Exercise brief
All of the records listed below should be retyped exactly.

Provided entries
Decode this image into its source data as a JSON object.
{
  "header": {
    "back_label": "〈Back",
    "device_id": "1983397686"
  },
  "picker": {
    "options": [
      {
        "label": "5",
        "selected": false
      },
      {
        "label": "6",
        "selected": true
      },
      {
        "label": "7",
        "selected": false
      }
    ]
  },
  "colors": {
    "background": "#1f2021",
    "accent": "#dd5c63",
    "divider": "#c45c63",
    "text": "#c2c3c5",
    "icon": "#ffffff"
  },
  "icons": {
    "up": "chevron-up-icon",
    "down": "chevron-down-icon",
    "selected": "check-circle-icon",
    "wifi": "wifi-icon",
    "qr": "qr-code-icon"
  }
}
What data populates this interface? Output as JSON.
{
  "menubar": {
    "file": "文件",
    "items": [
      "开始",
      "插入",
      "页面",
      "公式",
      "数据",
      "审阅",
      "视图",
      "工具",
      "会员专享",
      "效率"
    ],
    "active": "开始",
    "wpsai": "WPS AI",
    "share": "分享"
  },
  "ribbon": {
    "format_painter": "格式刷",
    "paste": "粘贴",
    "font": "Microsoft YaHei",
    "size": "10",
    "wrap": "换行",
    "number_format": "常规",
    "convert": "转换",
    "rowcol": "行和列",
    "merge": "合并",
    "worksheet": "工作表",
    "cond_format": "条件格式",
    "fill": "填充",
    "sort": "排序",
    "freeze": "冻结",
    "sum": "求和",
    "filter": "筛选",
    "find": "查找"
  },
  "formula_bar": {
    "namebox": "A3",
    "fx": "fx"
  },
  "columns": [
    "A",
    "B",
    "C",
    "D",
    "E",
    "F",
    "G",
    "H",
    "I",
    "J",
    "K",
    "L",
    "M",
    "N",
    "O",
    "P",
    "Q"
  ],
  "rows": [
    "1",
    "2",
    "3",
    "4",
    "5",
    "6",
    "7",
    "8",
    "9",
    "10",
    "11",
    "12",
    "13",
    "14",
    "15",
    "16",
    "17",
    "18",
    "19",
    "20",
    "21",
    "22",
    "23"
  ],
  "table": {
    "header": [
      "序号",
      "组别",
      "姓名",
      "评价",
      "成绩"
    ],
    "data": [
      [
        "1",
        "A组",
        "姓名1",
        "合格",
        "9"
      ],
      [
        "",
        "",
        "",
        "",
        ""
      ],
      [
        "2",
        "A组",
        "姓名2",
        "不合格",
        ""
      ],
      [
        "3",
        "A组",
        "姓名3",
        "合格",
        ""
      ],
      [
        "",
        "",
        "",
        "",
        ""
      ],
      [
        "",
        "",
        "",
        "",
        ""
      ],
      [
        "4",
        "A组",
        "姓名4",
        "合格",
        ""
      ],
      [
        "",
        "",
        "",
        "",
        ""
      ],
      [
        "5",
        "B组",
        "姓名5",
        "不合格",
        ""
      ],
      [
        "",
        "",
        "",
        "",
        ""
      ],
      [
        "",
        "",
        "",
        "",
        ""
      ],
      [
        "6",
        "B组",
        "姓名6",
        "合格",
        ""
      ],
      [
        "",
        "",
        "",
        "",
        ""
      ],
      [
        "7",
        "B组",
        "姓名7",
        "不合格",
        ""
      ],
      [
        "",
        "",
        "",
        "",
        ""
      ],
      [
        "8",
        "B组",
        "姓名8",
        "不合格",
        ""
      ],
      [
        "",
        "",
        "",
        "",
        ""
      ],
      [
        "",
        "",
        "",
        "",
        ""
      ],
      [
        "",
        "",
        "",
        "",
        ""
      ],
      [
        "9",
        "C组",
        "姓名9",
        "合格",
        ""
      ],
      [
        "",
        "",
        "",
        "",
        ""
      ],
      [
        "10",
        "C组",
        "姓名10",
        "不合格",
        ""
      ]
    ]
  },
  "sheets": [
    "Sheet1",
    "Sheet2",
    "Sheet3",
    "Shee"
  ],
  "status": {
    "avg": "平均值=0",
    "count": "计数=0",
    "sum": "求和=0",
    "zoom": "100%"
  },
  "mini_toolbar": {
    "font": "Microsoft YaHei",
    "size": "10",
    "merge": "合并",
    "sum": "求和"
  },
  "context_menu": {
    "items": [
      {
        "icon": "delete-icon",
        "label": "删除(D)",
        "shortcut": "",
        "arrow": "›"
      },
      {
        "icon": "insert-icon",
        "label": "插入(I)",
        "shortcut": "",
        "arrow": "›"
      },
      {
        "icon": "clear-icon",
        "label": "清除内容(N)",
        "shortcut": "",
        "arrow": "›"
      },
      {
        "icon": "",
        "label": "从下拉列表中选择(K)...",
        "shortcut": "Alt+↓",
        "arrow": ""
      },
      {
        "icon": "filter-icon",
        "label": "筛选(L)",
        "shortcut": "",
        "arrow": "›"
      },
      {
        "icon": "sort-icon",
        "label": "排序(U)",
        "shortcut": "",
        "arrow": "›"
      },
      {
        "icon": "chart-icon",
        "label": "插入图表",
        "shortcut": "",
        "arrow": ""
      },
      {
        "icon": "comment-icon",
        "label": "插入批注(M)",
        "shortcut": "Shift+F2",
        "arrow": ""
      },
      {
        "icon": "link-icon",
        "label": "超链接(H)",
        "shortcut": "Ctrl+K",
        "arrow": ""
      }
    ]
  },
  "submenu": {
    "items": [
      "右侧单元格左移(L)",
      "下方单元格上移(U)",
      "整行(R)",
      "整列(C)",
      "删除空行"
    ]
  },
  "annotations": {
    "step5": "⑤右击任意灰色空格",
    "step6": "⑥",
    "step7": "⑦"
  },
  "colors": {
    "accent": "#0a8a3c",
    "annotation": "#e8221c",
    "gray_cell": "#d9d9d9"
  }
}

Expected answer
Decode this image into its source data as a JSON object.
{
  "header": {
    "back_label": "〈Back",
    "device_id": "1983397686"
  },
  "picker": {
    "options": [
      {
        "label": "5",
        "selected": false
      },
      {
        "label": "6",
        "selected": true
      },
      {
        "label": "7",
        "selected": false
      }
    ]
  },
  "colors": {
    "background": "#1f2021",
    "accent": "#dd5c63",
    "divider": "#c45c63",
    "text": "#c2c3c5",
    "icon": "#ffffff"
  },
  "icons": {
    "up": "chevron-up-icon",
    "down": "chevron-down-icon",
    "selected": "check-circle-icon",
    "wifi": "wifi-icon",
    "qr": "qr-code-icon"
  }
}
What data populates this interface? Output as JSON.
{
  "menubar": {
    "file": "文件",
    "items": [
      "开始",
      "插入",
      "页面",
      "公式",
      "数据",
      "审阅",
      "视图",
      "工具",
      "会员专享",
      "效率"
    ],
    "active": "开始",
    "wpsai": "WPS AI",
    "share": "分享"
  },
  "ribbon": {
    "format_painter": "格式刷",
    "paste": "粘贴",
    "font": "Microsoft YaHei",
    "size": "10",
    "wrap": "换行",
    "number_format": "常规",
    "convert": "转换",
    "rowcol": "行和列",
    "merge": "合并",
    "worksheet": "工作表",
    "cond_format": "条件格式",
    "fill": "填充",
    "sort": "排序",
    "freeze": "冻结",
    "sum": "求和",
    "filter": "筛选",
    "find": "查找"
  },
  "formula_bar": {
    "namebox": "A3",
    "fx": "fx"
  },
  "columns": [
    "A",
    "B",
    "C",
    "D",
    "E",
    "F",
    "G",
    "H",
    "I",
    "J",
    "K",
    "L",
    "M",
    "N",
    "O",
    "P",
    "Q"
  ],
  "rows": [
    "1",
    "2",
    "3",
    "4",
    "5",
    "6",
    "7",
    "8",
    "9",
    "10",
    "11",
    "12",
    "13",
    "14",
    "15",
    "16",
    "17",
    "18",
    "19",
    "20",
    "21",
    "22",
    "23"
  ],
  "table": {
    "header": [
      "序号",
      "组别",
      "姓名",
      "评价",
      "成绩"
    ],
    "data": [
      [
        "1",
        "A组",
        "姓名1",
        "合格",
        "9"
      ],
      [
        "",
        "",
        "",
        "",
        ""
      ],
      [
        "2",
        "A组",
        "姓名2",
        "不合格",
        ""
      ],
      [
        "3",
        "A组",
        "姓名3",
        "合格",
        ""
      ],
      [
        "",
        "",
        "",
        "",
        ""
      ],
      [
        "",
        "",
        "",
        "",
        ""
      ],
      [
        "4",
        "A组",
        "姓名4",
        "合格",
        ""
      ],
      [
        "",
        "",
        "",
        "",
        ""
      ],
      [
        "5",
        "B组",
        "姓名5",
        "不合格",
        ""
      ],
      [
        "",
        "",
        "",
        "",
        ""
      ],
      [
        "",
        "",
        "",
        "",
        ""
      ],
      [
        "6",
        "B组",
        "姓名6",
        "合格",
        ""
      ],
      [
        "",
        "",
        "",
        "",
        ""
      ],
      [
        "7",
        "B组",
        "姓名7",
        "不合格",
        ""
      ],
      [
        "",
        "",
        "",
        "",
        ""
      ],
      [
        "8",
        "B组",
        "姓名8",
        "不合格",
        ""
      ],
      [
        "",
        "",
        "",
        "",
        ""
      ],
      [
        "",
        "",
        "",
        "",
        ""
      ],
      [
        "",
        "",
        "",
        "",
        ""
      ],
      [
        "9",
        "C组",
        "姓名9",
        "合格",
        ""
      ],
      [
        "",
        "",
        "",
        "",
        ""
      ],
      [
        "10",
        "C组",
        "姓名10",
        "不合格",
        ""
      ]
    ]
  },
  "sheets": [
    "Sheet1",
    "Sheet2",
    "Sheet3",
    "Shee"
  ],
  "status": {
    "avg": "平均值=0",
    "count": "计数=0",
    "sum": "求和=0",
    "zoom": "100%"
  },
  "mini_toolbar": {
    "font": "Microsoft YaHei",
    "size": "10",
    "merge": "合并",
    "sum": "求和"
  },
  "context_menu": {
    "items": [
      {
        "icon": "delete-icon",
        "label": "删除(D)",
        "shortcut": "",
        "arrow": "›"
      },
      {
        "icon": "insert-icon",
        "label": "插入(I)",
        "shortcut": "",
        "arrow": "›"
      },
      {
        "icon": "clear-icon",
        "label": "清除内容(N)",
        "shortcut": "",
        "arrow": "›"
      },
      {
        "icon": "",
        "label": "从下拉列表中选择(K)...",
        "shortcut": "Alt+↓",
        "arrow": ""
      },
      {
        "icon": "filter-icon",
        "label": "筛选(L)",
        "shortcut": "",
        "arrow": "›"
      },
      {
        "icon": "sort-icon",
        "label": "排序(U)",
        "shortcut": "",
        "arrow": "›"
      },
      {
        "icon": "chart-icon",
        "label": "插入图表",
        "shortcut": "",
        "arrow": ""
      },
      {
        "icon": "comment-icon",
        "label": "插入批注(M)",
        "shortcut": "Shift+F2",
        "arrow": ""
      },
      {
        "icon": "link-icon",
        "label": "超链接(H)",
        "shortcut": "Ctrl+K",
        "arrow": ""
      }
    ]
  },
  "submenu": {
    "items": [
      "右侧单元格左移(L)",
      "下方单元格上移(U)",
      "整行(R)",
      "整列(C)",
      "删除空行"
    ]
  },
  "annotations": {
    "step5": "⑤右击任意灰色空格",
    "step6": "⑥",
    "step7": "⑦"
  },
  "colors": {
    "accent": "#0a8a3c",
    "annotation": "#e8221c",
    "gray_cell": "#d9d9d9"
  }
}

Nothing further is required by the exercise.